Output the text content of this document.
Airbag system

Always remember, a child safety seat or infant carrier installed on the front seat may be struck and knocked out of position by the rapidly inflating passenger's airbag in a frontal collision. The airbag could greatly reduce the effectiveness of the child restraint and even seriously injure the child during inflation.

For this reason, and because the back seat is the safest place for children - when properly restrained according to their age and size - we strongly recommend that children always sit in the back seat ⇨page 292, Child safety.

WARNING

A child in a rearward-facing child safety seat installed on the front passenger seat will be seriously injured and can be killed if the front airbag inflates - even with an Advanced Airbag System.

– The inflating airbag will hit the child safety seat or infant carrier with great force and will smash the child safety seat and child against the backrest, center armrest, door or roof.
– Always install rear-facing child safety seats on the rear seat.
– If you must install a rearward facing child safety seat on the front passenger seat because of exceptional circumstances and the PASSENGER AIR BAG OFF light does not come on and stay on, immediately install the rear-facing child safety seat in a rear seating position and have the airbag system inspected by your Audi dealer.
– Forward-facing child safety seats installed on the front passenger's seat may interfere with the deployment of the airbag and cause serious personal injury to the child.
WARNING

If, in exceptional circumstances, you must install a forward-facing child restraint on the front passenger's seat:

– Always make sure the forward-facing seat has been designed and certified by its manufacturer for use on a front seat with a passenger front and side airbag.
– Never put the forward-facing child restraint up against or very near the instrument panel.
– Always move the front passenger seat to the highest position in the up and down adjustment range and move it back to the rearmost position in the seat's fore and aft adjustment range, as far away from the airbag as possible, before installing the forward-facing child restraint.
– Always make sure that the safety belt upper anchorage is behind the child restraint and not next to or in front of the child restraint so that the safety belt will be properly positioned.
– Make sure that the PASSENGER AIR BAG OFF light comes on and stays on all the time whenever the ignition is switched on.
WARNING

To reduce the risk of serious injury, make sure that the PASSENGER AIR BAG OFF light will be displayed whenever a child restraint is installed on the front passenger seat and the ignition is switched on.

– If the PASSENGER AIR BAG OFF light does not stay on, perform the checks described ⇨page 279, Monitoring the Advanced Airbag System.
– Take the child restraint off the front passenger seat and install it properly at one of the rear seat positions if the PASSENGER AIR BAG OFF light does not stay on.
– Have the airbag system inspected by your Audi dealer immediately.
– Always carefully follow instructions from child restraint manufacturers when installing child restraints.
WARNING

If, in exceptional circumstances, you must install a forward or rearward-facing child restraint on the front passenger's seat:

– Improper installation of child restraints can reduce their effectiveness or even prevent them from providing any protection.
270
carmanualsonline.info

...

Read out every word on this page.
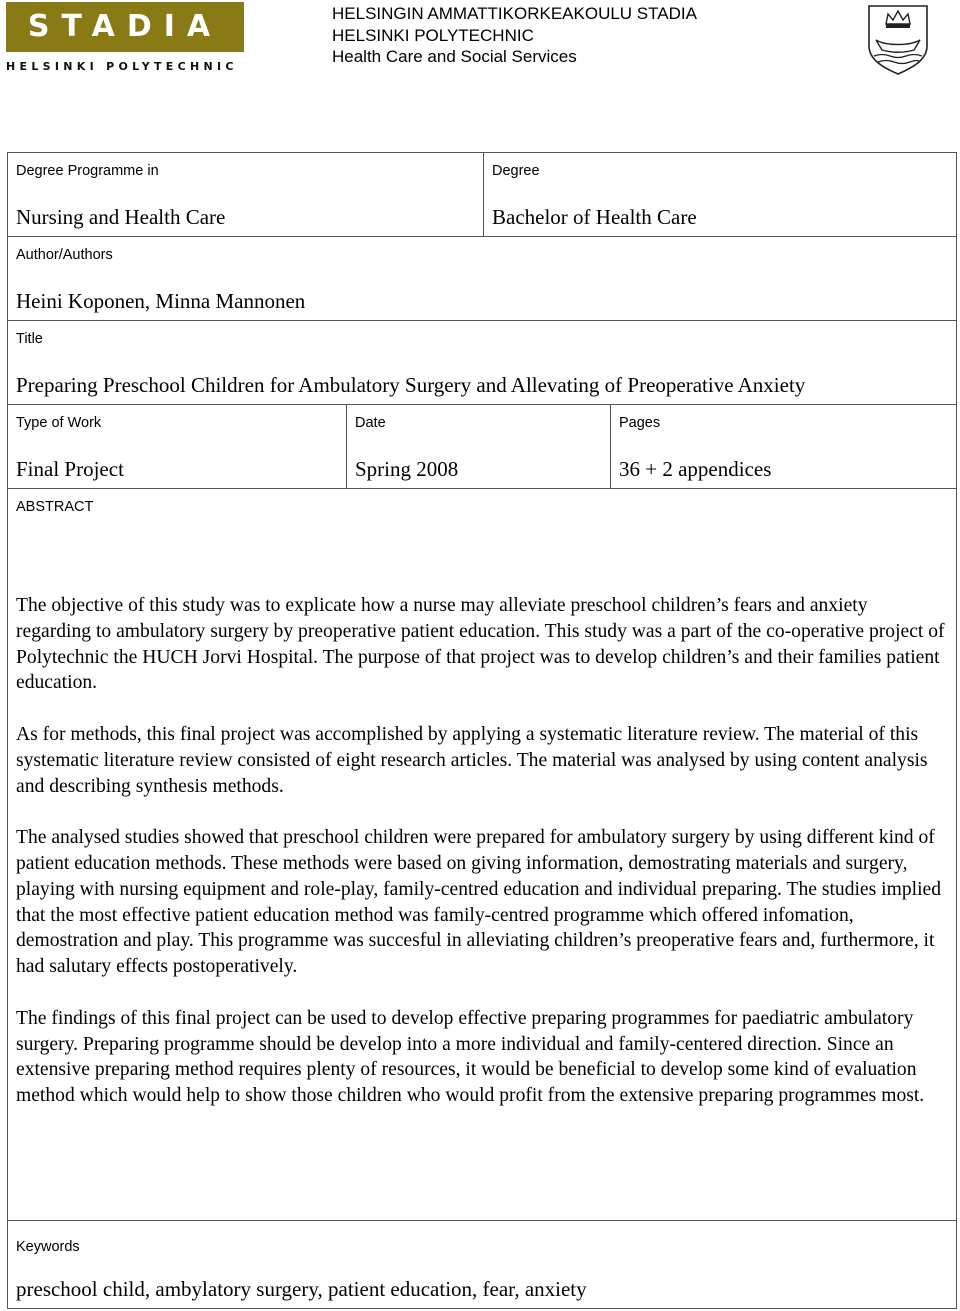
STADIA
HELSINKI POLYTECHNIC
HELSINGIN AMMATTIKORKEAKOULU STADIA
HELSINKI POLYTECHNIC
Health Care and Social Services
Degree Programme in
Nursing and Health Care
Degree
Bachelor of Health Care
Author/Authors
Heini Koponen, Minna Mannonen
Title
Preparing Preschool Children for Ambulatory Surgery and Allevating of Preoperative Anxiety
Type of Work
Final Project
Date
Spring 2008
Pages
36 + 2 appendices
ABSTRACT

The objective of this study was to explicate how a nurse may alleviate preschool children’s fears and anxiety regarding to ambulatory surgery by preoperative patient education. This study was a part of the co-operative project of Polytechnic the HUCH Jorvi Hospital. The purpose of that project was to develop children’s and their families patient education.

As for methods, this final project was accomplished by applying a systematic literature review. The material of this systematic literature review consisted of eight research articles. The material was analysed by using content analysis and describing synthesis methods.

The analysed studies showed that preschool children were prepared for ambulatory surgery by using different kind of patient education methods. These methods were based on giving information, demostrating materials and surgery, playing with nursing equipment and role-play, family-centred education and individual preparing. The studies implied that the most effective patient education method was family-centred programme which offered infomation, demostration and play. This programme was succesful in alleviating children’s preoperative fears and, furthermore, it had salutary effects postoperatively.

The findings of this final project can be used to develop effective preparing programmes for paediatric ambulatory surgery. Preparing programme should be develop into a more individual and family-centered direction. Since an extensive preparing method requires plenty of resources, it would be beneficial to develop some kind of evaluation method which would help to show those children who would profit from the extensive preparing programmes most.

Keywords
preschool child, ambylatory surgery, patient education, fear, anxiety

REQUIRED WORK:
In the records above, how many lines contain the string "will"? State that number only.

REPLY TO THE TASK:
4